In the material below, the lines containing the word "Přejímaný" are required; copy each of them.

------------

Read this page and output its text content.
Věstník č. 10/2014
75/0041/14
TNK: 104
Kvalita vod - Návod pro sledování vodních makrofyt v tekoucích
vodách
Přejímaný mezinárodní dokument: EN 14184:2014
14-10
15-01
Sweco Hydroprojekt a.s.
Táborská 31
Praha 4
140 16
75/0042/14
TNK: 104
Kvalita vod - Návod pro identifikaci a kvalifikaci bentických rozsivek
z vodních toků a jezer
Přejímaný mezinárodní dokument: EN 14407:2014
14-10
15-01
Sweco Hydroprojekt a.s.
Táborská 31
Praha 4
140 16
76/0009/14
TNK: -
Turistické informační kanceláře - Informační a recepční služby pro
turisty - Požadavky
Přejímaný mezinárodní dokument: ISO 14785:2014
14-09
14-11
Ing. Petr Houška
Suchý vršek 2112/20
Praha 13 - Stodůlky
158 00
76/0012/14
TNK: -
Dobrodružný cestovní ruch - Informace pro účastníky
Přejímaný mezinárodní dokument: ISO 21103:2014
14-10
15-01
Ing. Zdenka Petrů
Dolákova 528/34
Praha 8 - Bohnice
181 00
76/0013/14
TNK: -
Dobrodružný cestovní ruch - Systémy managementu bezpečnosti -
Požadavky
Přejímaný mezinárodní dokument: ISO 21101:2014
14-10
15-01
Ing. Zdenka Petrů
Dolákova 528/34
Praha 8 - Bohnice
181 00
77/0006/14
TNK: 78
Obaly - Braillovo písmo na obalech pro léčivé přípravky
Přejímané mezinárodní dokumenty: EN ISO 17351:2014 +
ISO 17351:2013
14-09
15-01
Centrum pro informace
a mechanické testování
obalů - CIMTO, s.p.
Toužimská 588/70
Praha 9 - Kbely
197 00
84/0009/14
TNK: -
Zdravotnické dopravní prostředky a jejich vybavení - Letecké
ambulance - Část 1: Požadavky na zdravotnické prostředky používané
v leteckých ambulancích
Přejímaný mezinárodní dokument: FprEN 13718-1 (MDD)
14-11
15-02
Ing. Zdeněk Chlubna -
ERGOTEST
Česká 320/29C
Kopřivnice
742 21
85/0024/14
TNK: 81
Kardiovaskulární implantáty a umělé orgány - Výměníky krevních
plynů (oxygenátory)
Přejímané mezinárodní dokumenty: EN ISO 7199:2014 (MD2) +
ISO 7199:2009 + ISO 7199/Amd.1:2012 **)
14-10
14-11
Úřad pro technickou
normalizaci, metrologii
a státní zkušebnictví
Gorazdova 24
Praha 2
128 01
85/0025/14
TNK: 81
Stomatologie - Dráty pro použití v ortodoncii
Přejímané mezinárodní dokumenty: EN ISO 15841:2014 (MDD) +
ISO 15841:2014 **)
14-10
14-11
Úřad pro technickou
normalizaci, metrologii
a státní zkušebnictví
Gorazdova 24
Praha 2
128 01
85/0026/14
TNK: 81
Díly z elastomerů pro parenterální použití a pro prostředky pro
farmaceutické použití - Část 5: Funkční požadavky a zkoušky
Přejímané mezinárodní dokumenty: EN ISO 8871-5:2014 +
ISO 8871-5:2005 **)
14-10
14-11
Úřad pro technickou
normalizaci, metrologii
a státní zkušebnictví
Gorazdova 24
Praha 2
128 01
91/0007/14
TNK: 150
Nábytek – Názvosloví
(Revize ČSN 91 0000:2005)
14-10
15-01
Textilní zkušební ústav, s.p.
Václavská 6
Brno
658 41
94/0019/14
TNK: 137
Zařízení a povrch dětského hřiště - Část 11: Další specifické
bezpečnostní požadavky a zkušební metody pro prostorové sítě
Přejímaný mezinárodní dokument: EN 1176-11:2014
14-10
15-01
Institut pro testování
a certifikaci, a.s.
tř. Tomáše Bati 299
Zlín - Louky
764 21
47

------------

## TASK OUTPUT
Přejímaný mezinárodní dokument: EN 14184:2014
Přejímaný mezinárodní dokument: EN 14407:2014
Přejímaný mezinárodní dokument: ISO 14785:2014
Přejímaný mezinárodní dokument: ISO 21103:2014
Přejímaný mezinárodní dokument: ISO 21101:2014
Přejímaný mezinárodní dokument: FprEN 13718-1 (MDD)
Přejímaný mezinárodní dokument: EN 1176-11:2014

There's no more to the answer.